**Data supplied**
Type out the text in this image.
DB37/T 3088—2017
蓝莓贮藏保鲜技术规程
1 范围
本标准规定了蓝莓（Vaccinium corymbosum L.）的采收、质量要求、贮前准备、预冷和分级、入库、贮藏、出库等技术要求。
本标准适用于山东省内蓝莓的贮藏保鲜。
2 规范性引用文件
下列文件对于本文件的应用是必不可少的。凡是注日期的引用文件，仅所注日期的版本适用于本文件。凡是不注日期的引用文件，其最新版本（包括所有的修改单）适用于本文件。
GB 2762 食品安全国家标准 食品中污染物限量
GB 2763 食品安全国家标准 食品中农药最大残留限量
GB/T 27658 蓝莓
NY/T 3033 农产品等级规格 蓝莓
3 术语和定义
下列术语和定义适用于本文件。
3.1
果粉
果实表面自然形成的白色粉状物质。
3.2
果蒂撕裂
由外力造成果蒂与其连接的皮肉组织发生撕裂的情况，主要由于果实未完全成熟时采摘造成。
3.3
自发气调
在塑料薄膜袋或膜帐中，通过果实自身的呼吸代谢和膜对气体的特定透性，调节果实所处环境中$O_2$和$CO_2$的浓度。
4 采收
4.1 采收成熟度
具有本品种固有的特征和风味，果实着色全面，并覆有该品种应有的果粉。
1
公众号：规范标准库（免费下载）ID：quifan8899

**What the exercise asks**
Extract each entry in full, exactly as given.

**Exercise output**
Type out the text in this image.
DB37/T 3088—2017
蓝莓贮藏保鲜技术规程
1 范围
本标准规定了蓝莓（Vaccinium corymbosum L.）的采收、质量要求、贮前准备、预冷和分级、入库、贮藏、出库等技术要求。
本标准适用于山东省内蓝莓的贮藏保鲜。
2 规范性引用文件
下列文件对于本文件的应用是必不可少的。凡是注日期的引用文件，仅所注日期的版本适用于本文件。凡是不注日期的引用文件，其最新版本（包括所有的修改单）适用于本文件。
GB 2762 食品安全国家标准 食品中污染物限量
GB 2763 食品安全国家标准 食品中农药最大残留限量
GB/T 27658 蓝莓
NY/T 3033 农产品等级规格 蓝莓
3 术语和定义
下列术语和定义适用于本文件。
3.1
果粉
果实表面自然形成的白色粉状物质。
3.2
果蒂撕裂
由外力造成果蒂与其连接的皮肉组织发生撕裂的情况，主要由于果实未完全成熟时采摘造成。
3.3
自发气调
在塑料薄膜袋或膜帐中，通过果实自身的呼吸代谢和膜对气体的特定透性，调节果实所处环境中$O_2$和$CO_2$的浓度。
4 采收
4.1 采收成熟度
具有本品种固有的特征和风味，果实着色全面，并覆有该品种应有的果粉。
1
公众号：规范标准库（免费下载）ID：quifan8899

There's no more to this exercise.